- Task objective
Search the records that follow and extract every line containing the string "Program".

- Provided information

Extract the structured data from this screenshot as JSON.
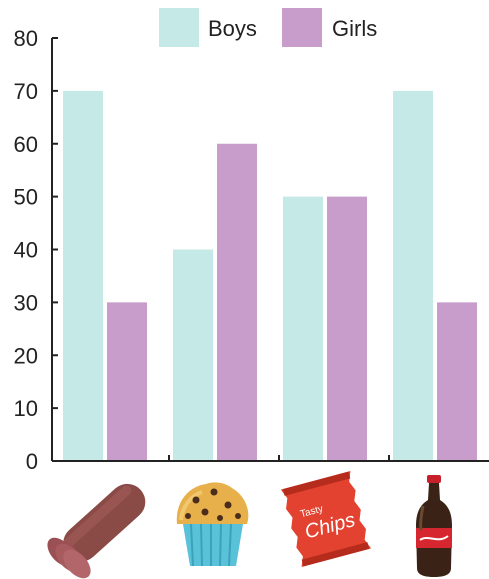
{
  "chart_data": {
    "type": "bar",
    "categories": [
      "",
      "",
      "",
      ""
    ],
    "category_icons": [
      "salami-icon",
      "muffin-icon",
      "chips-bag-icon",
      "cola-bottle-icon"
    ],
    "series": [
      {
        "name": "Boys",
        "values": [
          70,
          40,
          50,
          70
        ],
        "color": "#c5e9e6"
      },
      {
        "name": "Girls",
        "values": [
          30,
          60,
          50,
          30
        ],
        "color": "#c89ccb"
      }
    ],
    "ylim": [
      0,
      80
    ],
    "yticks": [
      "0",
      "10",
      "20",
      "30",
      "40",
      "50",
      "60",
      "70",
      "80"
    ],
    "grid": false,
    "legend": "top-center",
    "title": "",
    "xlabel": "",
    "ylabel": ""
  },
  "icons": {
    "chips_bag": {
      "line1": "Tasty",
      "line2": "Chips"
    }
  }
}
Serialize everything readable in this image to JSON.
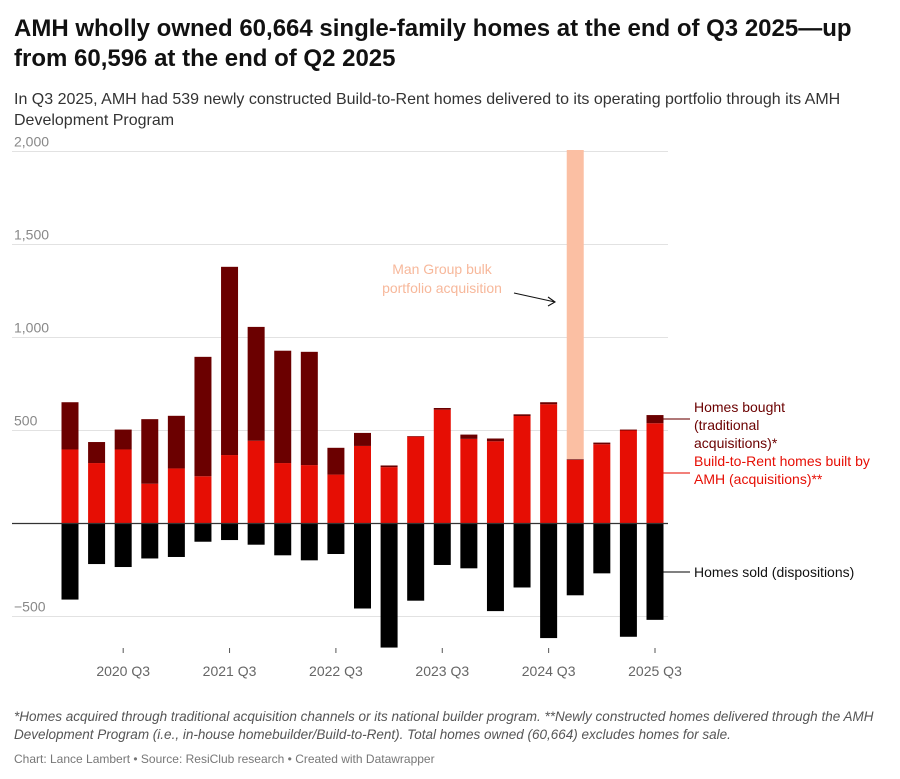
{
  "title": "AMH wholly owned 60,664 single-family homes at the end of Q3 2025—up from 60,596 at the end of Q2 2025",
  "subtitle": "In Q3 2025, AMH had 539 newly constructed Build-to-Rent homes delivered to its operating portfolio through its AMH Development Program",
  "footnote": "*Homes acquired through traditional acquisition channels or its national builder program. **Newly constructed homes delivered through the AMH Development Program (i.e., in-house homebuilder/Build-to-Rent). Total homes owned (60,664) excludes homes for sale.",
  "credit": "Chart: Lance Lambert • Source: ResiClub research • Created with Datawrapper",
  "colors": {
    "bought": "#6b0000",
    "built": "#e60e04",
    "sold": "#000000",
    "man_group": "#fbbfa3",
    "annotation": "#f7b89b"
  },
  "chart_data": {
    "type": "bar",
    "stacked": true,
    "categories": [
      "2020 Q1",
      "2020 Q2",
      "2020 Q3",
      "2020 Q4",
      "2021 Q1",
      "2021 Q2",
      "2021 Q3",
      "2021 Q4",
      "2022 Q1",
      "2022 Q2",
      "2022 Q3",
      "2022 Q4",
      "2023 Q1",
      "2023 Q2",
      "2023 Q3",
      "2023 Q4",
      "2024 Q1",
      "2024 Q2",
      "2024 Q3",
      "2024 Q4",
      "2025 Q1",
      "2025 Q2",
      "2025 Q3"
    ],
    "x_tick_labels": [
      "2020 Q3",
      "2021 Q3",
      "2022 Q3",
      "2023 Q3",
      "2024 Q3",
      "2025 Q3"
    ],
    "y_ticks": [
      2000,
      1500,
      1000,
      500,
      0,
      -500
    ],
    "y_tick_labels": [
      "2,000",
      "1,500",
      "1,000",
      "500",
      "",
      "−500"
    ],
    "ylim": [
      -650,
      2000
    ],
    "grid": true,
    "series": [
      {
        "key": "built",
        "name": "Build-to-Rent homes built by AMH (acquisitions)**",
        "values": [
          398,
          325,
          398,
          214,
          296,
          254,
          368,
          445,
          325,
          314,
          263,
          417,
          303,
          467,
          612,
          455,
          442,
          578,
          641,
          342,
          426,
          500,
          539
        ]
      },
      {
        "key": "bought",
        "name": "Homes bought (traditional acquisitions)*",
        "values": [
          254,
          113,
          107,
          347,
          283,
          642,
          1012,
          612,
          604,
          609,
          144,
          70,
          9,
          3,
          9,
          23,
          15,
          9,
          11,
          4,
          9,
          5,
          44
        ]
      },
      {
        "key": "man_group",
        "name": "",
        "values": [
          0,
          0,
          0,
          0,
          0,
          0,
          0,
          0,
          0,
          0,
          0,
          0,
          0,
          0,
          0,
          0,
          0,
          0,
          0,
          1665,
          0,
          0,
          0
        ]
      },
      {
        "key": "sold",
        "name": "Homes sold (dispositions)",
        "values": [
          -409,
          -218,
          -234,
          -188,
          -180,
          -98,
          -89,
          -114,
          -171,
          -198,
          -164,
          -457,
          -667,
          -415,
          -223,
          -241,
          -471,
          -344,
          -616,
          -386,
          -268,
          -609,
          -518
        ]
      }
    ],
    "annotation": {
      "text_line1": "Man Group bulk",
      "text_line2": "portfolio acquisition",
      "target": "2024 Q4"
    }
  }
}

- The reply
  "subtitle": "In Q3 2025, AMH had 539 newly constructed Build-to-Rent homes delivered to its operating portfolio through its AMH Development Program",
  "footnote": "*Homes acquired through traditional acquisition channels or its national builder program. **Newly constructed homes delivered through the AMH Development Program (i.e., in-house homebuilder/Build-to-Rent). Total homes owned (60,664) excludes homes for sale.",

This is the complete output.